* [PASSAGE SHOWN]:
Ivolândia is a municipality in eastern Goiás state, Brazil. The population was 2,718 (2007) in a total area of 1262.8 km2 (10/10/2002).

==Location==
- Distance to regional center (Iporá): 56 km.
- Highway connections: state highway BR-069 west from Goiânia, through Trindade, São Luís de Montes Belos, GO-444 / Moiporá. For the complete list for Goiás see Distancias Rodoviarias Seplan

Neighboring municipalities: Iporá, Amorinópolis, Cachoeira de Goiás, Palestina de Goiás, Caiapônia, Moiporá, Arenópolis, and Paraúna.

Districts, villages, and hamlets
- District: Campolândia.
- Hamlets: Estrela do Oriente and Petrolandia.

==Demographics==
- Population growth rate 1996/2007: -1.31%
- Population in 1980: 4,269
- Population in 2007: 2,718
- Urban population in 2007: 1,481
- Rural population in 2007: 1,237 (Sepin)

==The economy==
The economy is based on services, cattle, milk products, and limited agriculture. There was 01 dairy—UNILAT - Indústria de Laticínios Ltda (07/06/2006). There were no bank branches in 2007. The cattle here had 93,000 head in 2006. The main agricultural crops were corn, manioc, rice, soybeans, and sugarcane.
- GDP (PIB) (R$1,000.00): 20,240 (2005)
- GDP per capita (R$1.00): 6,796 (2005)

Motor vehicles
- Automobiles: 125
- Pickup trucks: 37
- Number of inhabitants per motor vehicle: 17

Agricultural data 2006
- Farms: 488
- Total area: 104,195 ha.
- Area of permanent crops: 39 ha.
- Area of perennial crops: 124 ha.
- Area of natural pasture: 76,909 ha.
- Area of woodland and forests: 25,015 ha.

* [WORK TASK 1]:
Answer these questions about the Ivolândia article:
(a) How far is Ivolândia from the regional center, Iporá?
(b) Which district does the article list for Ivolândia?
(c) How many farms did the agricultural data for 2006 record?
* [WORK TASK 2]:
Carry on the Ivolândia article from the point where it stops.

* [DATA EXTRACT]:
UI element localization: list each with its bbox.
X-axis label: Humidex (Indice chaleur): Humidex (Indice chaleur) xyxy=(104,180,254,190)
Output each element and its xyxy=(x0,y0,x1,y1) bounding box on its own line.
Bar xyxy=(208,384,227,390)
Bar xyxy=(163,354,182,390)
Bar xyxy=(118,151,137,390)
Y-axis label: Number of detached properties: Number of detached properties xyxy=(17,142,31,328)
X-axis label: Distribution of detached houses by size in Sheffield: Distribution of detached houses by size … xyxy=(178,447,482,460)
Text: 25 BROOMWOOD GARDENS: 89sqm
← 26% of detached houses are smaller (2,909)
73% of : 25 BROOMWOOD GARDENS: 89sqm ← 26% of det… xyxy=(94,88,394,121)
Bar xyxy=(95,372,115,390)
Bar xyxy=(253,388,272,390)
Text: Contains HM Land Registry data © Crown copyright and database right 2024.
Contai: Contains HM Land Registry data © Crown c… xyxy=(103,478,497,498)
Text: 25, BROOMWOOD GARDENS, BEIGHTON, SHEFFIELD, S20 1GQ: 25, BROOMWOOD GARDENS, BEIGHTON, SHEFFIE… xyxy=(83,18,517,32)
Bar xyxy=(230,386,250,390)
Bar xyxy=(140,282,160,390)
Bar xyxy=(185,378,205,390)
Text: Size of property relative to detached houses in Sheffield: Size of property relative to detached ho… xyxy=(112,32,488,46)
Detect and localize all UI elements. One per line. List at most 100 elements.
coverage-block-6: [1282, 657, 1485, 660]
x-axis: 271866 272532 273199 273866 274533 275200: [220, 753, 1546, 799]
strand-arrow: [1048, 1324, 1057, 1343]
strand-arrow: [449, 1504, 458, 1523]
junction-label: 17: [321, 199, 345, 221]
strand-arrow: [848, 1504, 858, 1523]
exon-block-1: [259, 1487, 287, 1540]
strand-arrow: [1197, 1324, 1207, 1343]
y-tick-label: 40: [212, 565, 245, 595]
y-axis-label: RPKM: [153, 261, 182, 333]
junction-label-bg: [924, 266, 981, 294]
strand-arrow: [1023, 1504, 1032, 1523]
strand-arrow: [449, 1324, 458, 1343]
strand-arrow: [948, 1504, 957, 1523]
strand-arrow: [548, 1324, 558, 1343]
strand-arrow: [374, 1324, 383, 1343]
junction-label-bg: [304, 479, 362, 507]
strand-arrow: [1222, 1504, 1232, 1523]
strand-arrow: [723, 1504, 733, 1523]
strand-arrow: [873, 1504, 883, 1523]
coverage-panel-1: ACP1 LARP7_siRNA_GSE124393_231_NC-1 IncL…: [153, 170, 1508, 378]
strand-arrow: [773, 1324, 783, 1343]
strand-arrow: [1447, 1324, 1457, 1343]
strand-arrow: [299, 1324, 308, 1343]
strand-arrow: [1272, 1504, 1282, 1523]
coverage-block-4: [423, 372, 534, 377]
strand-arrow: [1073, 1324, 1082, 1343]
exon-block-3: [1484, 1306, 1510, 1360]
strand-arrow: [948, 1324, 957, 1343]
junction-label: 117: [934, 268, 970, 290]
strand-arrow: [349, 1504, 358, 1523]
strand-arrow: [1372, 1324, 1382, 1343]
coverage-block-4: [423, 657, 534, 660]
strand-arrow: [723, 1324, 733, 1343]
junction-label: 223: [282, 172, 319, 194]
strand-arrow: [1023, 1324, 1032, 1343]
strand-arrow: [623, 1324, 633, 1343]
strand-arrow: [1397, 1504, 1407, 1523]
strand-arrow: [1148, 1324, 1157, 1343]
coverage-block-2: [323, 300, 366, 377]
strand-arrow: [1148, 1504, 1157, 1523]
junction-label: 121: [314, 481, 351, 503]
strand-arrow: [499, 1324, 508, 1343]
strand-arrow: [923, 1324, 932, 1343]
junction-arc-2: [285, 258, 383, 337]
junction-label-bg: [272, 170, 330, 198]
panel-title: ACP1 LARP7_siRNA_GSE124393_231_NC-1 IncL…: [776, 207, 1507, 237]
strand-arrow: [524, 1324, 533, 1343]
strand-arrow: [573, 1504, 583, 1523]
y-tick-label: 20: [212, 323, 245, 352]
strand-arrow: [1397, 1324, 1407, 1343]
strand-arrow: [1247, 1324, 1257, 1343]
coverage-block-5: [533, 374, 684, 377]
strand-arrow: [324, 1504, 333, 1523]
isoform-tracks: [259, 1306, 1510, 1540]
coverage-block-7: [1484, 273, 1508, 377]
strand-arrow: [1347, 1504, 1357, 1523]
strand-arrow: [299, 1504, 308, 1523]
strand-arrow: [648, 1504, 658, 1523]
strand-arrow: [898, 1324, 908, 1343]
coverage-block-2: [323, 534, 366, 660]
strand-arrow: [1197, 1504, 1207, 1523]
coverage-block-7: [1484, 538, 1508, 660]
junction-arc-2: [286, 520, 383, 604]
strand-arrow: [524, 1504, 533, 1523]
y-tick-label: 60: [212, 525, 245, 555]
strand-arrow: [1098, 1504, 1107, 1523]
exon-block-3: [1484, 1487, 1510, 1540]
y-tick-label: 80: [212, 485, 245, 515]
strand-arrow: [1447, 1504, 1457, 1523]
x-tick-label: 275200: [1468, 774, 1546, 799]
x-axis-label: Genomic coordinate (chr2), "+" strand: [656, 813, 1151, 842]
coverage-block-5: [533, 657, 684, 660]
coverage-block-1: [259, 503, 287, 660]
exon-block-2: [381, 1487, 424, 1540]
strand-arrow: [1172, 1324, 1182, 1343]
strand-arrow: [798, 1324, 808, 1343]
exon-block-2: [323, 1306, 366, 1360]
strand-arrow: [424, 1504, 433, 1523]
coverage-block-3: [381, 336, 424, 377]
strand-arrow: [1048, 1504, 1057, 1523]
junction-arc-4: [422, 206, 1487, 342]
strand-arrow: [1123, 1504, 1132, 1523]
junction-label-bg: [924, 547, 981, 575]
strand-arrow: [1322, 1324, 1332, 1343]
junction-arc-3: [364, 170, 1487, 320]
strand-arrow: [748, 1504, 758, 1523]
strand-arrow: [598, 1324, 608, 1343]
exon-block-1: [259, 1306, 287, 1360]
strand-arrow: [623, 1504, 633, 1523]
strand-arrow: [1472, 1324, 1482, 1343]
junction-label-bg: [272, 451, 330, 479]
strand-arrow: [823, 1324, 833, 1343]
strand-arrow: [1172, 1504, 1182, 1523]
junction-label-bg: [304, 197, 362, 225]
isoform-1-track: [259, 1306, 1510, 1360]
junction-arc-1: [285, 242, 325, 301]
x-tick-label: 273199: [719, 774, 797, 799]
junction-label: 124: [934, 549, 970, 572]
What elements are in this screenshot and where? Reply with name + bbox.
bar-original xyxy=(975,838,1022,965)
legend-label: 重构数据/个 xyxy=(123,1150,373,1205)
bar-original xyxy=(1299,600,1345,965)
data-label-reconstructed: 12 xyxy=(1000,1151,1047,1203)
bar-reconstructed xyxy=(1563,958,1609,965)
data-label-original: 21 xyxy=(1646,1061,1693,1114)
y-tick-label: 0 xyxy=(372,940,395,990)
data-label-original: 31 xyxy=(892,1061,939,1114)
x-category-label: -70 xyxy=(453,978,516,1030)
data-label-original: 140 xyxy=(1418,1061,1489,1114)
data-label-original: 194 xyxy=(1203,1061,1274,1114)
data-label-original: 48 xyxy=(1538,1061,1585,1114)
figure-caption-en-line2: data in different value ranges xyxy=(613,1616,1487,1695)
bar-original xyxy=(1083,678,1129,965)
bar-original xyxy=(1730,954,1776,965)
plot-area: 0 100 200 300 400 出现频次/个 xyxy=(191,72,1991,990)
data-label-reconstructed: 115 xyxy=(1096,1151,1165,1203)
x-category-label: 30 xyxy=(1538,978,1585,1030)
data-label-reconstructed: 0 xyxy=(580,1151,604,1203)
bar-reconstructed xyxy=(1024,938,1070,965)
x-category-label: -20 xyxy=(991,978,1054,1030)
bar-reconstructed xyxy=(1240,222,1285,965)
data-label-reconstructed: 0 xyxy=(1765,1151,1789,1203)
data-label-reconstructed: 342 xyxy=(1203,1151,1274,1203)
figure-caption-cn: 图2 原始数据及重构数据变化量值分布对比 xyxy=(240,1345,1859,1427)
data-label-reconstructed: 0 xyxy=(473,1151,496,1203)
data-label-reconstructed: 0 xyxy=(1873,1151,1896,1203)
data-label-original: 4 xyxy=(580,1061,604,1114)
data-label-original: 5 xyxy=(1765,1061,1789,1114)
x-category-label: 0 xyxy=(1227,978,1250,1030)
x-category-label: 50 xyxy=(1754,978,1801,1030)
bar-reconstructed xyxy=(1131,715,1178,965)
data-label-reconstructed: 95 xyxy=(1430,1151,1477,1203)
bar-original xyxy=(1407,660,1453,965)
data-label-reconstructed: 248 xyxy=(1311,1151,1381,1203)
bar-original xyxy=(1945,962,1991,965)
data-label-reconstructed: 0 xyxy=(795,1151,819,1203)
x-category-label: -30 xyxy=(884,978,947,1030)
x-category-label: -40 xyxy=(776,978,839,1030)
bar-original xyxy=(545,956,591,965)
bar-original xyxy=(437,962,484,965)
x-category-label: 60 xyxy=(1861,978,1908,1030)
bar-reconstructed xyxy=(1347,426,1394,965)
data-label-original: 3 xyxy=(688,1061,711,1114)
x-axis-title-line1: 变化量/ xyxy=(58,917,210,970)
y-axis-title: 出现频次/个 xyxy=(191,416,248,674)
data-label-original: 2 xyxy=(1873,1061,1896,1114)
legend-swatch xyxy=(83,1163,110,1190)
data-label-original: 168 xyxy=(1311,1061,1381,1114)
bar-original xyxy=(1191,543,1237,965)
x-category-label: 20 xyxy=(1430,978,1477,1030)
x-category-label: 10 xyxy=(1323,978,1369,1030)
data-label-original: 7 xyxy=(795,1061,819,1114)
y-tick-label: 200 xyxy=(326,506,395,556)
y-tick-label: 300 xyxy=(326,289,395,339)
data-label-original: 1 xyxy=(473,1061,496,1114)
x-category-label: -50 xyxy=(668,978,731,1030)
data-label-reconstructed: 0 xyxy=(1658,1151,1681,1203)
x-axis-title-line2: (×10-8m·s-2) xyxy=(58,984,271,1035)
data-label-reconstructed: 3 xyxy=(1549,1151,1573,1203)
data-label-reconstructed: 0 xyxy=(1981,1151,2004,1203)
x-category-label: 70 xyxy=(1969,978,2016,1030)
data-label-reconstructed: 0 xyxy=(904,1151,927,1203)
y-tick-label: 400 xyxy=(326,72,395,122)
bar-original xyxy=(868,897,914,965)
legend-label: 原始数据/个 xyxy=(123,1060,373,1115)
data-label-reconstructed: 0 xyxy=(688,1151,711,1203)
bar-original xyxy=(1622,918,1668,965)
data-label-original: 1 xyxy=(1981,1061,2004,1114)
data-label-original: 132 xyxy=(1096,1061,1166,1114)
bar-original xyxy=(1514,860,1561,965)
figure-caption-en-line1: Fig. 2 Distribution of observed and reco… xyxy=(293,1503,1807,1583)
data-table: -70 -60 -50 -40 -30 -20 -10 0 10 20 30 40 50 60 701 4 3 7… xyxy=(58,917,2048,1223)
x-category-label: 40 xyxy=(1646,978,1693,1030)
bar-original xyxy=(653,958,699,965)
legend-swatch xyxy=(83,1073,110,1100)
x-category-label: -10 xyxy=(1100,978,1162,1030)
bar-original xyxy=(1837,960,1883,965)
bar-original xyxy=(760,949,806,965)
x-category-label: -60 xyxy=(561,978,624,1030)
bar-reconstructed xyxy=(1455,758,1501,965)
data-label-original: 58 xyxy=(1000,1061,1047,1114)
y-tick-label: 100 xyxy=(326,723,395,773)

* [REPLY 1]:
(a) 56 km
(b) Campolândia
(c) 488

* [REPLY 2]:
- Persons dependent on farming: 1,600
- Farms with tractors: 83
- Number of tractors: 108
- Cattle herd: 93,000 head IBGE

==Education and Health==
- Schools in activity: 4
- Classrooms: 18
- Teachers: 29
- Total Students: 610
- Literacy Rate: 81.6%
- Hospitals: 1
- Beds: 16
- Public health clinics: 3
- Infant mortality rate: 24.39 (in 1,000 live births)
- Municipal Human Development Index: 0.721
- State ranking: 169 (out of 242 municipalities in 2000)
- National ranking: 2,601 (out of 5,507 municipalities in 2000)

==History==
The opening up of these lands began in 1939 when several families from Minas Gerais and Bahia settled along the banks of the Rio Claro and the Córrego Encantado seeking gold and diamonds. In 1944 a dirt road was opened and a village was formed called Boa Vista, because of the location on the plateau between Iporá and Cachoeira de Goiás. In 1947 the first church dedicated to Nossa Senhora da Abadia was built and one year later came the first primary school. In 1952 Boa Vista was made a district of Aurilândia and the name was changed to Ivolândia, in homage to the pioneer Ivo Moreira Neves. In 1953 it was raised to municipal status.